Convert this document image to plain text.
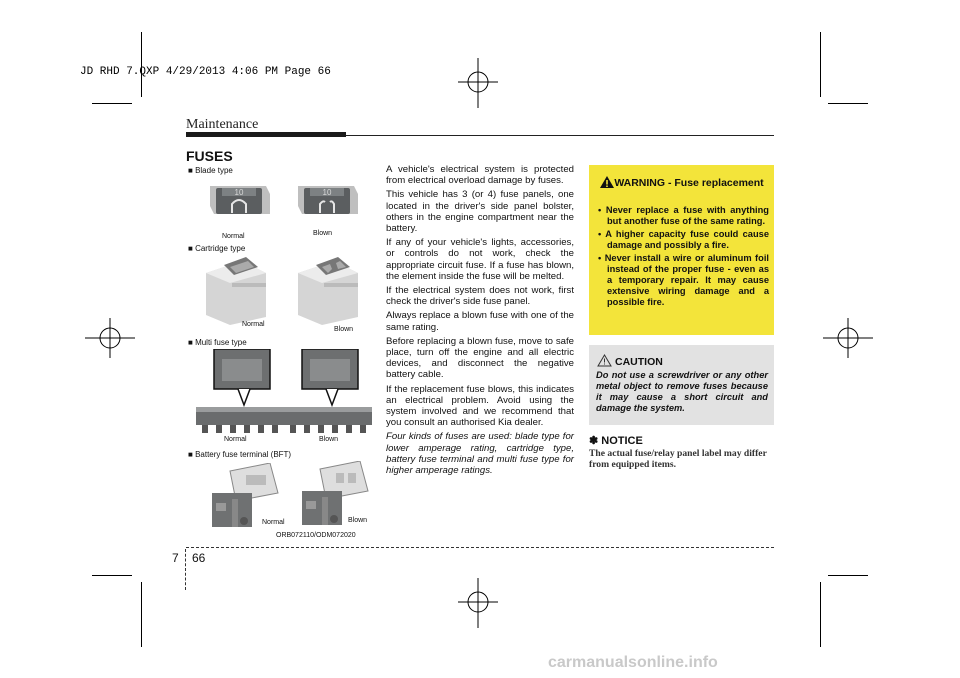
JD RHD 7.QXP 4/29/2013 4:06 PM Page 66
Maintenance
FUSES
■ Blade type
10
Normal
10
Blown
■ Cartridge type
Normal
Blown
■ Multi fuse type
Normal	Blown
■ Battery fuse terminal (BFT)
Normal	Blown
ORB072110/ODM072020

A vehicle's electrical system is protected from electrical overload damage by fuses.

This vehicle has 3 (or 4) fuse panels, one located in the driver's side panel bolster, others in the engine compartment near the battery.

If any of your vehicle's lights, accessories, or controls do not work, check the appropriate circuit fuse. If a fuse has blown, the element inside the fuse will be melted.

If the electrical system does not work, first check the driver's side fuse panel.

Always replace a blown fuse with one of the same rating.

Before replacing a blown fuse, move to safe place, turn off the engine and all electric devices, and disconnect the negative battery cable.

If the replacement fuse blows, this indicates an electrical problem. Avoid using the system involved and we recommend that you consult an authorised Kia dealer.

Four kinds of fuses are used: blade type for lower amperage rating, cartridge type, battery fuse terminal and multi fuse type for higher amperage ratings.

WARNING - Fuse replacement
• Never replace a fuse with anything but another fuse of the same rating.
• A higher capacity fuse could cause damage and possibly a fire.
• Never install a wire or aluminum foil instead of the proper fuse - even as a temporary repair. It may cause extensive wiring damage and a possible fire.
CAUTION
Do not use a screwdriver or any other metal object to remove fuses because it may cause a short circuit and damage the system.
✽ NOTICE
The actual fuse/relay panel label may differ from equipped items.
7 66
carmanualsonline.info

> [WHAT YOU HAVE TO DO] Every record gets retyped exactly; no picture goes into the copy.

> [SOLUTION]
Convert this document image to plain text.
JD RHD 7.QXP 4/29/2013 4:06 PM Page 66
Maintenance
FUSES
■ Blade type
10
Normal
10
Blown
■ Cartridge type
Normal
Blown
■ Multi fuse type
Normal	Blown
■ Battery fuse terminal (BFT)
Normal	Blown
ORB072110/ODM072020

A vehicle's electrical system is protected from electrical overload damage by fuses.

This vehicle has 3 (or 4) fuse panels, one located in the driver's side panel bolster, others in the engine compartment near the battery.

If any of your vehicle's lights, accessories, or controls do not work, check the appropriate circuit fuse. If a fuse has blown, the element inside the fuse will be melted.

If the electrical system does not work, first check the driver's side fuse panel.

Always replace a blown fuse with one of the same rating.

Before replacing a blown fuse, move to safe place, turn off the engine and all electric devices, and disconnect the negative battery cable.

If the replacement fuse blows, this indicates an electrical problem. Avoid using the system involved and we recommend that you consult an authorised Kia dealer.

Four kinds of fuses are used: blade type for lower amperage rating, cartridge type, battery fuse terminal and multi fuse type for higher amperage ratings.

WARNING - Fuse replacement
• Never replace a fuse with anything but another fuse of the same rating.
• A higher capacity fuse could cause damage and possibly a fire.
• Never install a wire or aluminum foil instead of the proper fuse - even as a temporary repair. It may cause extensive wiring damage and a possible fire.
CAUTION
Do not use a screwdriver or any other metal object to remove fuses because it may cause a short circuit and damage the system.
✽ NOTICE
The actual fuse/relay panel label may differ from equipped items.
7 66
carmanualsonline.info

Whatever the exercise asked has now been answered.